STORED RECORDS
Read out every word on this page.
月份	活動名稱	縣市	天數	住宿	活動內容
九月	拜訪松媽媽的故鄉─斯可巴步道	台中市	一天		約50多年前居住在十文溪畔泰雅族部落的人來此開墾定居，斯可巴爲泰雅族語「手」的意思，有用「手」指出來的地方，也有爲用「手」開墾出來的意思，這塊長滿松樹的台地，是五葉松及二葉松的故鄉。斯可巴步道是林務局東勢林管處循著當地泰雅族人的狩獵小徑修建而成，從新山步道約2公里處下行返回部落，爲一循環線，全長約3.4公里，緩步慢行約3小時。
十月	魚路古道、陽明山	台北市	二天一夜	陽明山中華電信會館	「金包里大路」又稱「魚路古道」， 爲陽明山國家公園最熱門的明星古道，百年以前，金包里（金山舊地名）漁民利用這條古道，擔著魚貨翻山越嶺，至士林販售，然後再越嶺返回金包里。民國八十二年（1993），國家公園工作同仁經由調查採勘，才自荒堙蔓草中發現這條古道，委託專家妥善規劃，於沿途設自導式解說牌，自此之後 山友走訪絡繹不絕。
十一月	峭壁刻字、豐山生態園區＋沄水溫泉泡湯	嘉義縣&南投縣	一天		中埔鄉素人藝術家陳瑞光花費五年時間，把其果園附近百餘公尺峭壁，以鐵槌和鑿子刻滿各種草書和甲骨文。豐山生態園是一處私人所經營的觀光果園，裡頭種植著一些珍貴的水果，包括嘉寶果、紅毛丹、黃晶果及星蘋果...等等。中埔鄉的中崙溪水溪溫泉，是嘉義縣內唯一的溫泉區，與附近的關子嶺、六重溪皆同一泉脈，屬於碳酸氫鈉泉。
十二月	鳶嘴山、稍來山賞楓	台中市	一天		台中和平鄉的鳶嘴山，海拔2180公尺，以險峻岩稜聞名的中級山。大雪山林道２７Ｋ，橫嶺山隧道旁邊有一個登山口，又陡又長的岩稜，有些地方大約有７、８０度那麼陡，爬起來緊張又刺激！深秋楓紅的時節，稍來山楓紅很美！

EXERCISE DESCRIPTION
Transcribe the entire listing above precisely.

OUTPUT BELOW
Read out every word on this page.
月份	活動名稱	縣市	天數	住宿	活動內容
九月	拜訪松媽媽的故鄉─斯可巴步道	台中市	一天		約50多年前居住在十文溪畔泰雅族部落的人來此開墾定居，斯可巴爲泰雅族語「手」的意思，有用「手」指出來的地方，也有爲用「手」開墾出來的意思，這塊長滿松樹的台地，是五葉松及二葉松的故鄉。斯可巴步道是林務局東勢林管處循著當地泰雅族人的狩獵小徑修建而成，從新山步道約2公里處下行返回部落，爲一循環線，全長約3.4公里，緩步慢行約3小時。
十月	魚路古道、陽明山	台北市	二天一夜	陽明山中華電信會館	「金包里大路」又稱「魚路古道」， 爲陽明山國家公園最熱門的明星古道，百年以前，金包里（金山舊地名）漁民利用這條古道，擔著魚貨翻山越嶺，至士林販售，然後再越嶺返回金包里。民國八十二年（1993），國家公園工作同仁經由調查採勘，才自荒堙蔓草中發現這條古道，委託專家妥善規劃，於沿途設自導式解說牌，自此之後 山友走訪絡繹不絕。
十一月	峭壁刻字、豐山生態園區＋沄水溫泉泡湯	嘉義縣&南投縣	一天		中埔鄉素人藝術家陳瑞光花費五年時間，把其果園附近百餘公尺峭壁，以鐵槌和鑿子刻滿各種草書和甲骨文。豐山生態園是一處私人所經營的觀光果園，裡頭種植著一些珍貴的水果，包括嘉寶果、紅毛丹、黃晶果及星蘋果...等等。中埔鄉的中崙溪水溪溫泉，是嘉義縣內唯一的溫泉區，與附近的關子嶺、六重溪皆同一泉脈，屬於碳酸氫鈉泉。
十二月	鳶嘴山、稍來山賞楓	台中市	一天		台中和平鄉的鳶嘴山，海拔2180公尺，以險峻岩稜聞名的中級山。大雪山林道２７Ｋ，橫嶺山隧道旁邊有一個登山口，又陡又長的岩稜，有些地方大約有７、８０度那麼陡，爬起來緊張又刺激！深秋楓紅的時節，稍來山楓紅很美！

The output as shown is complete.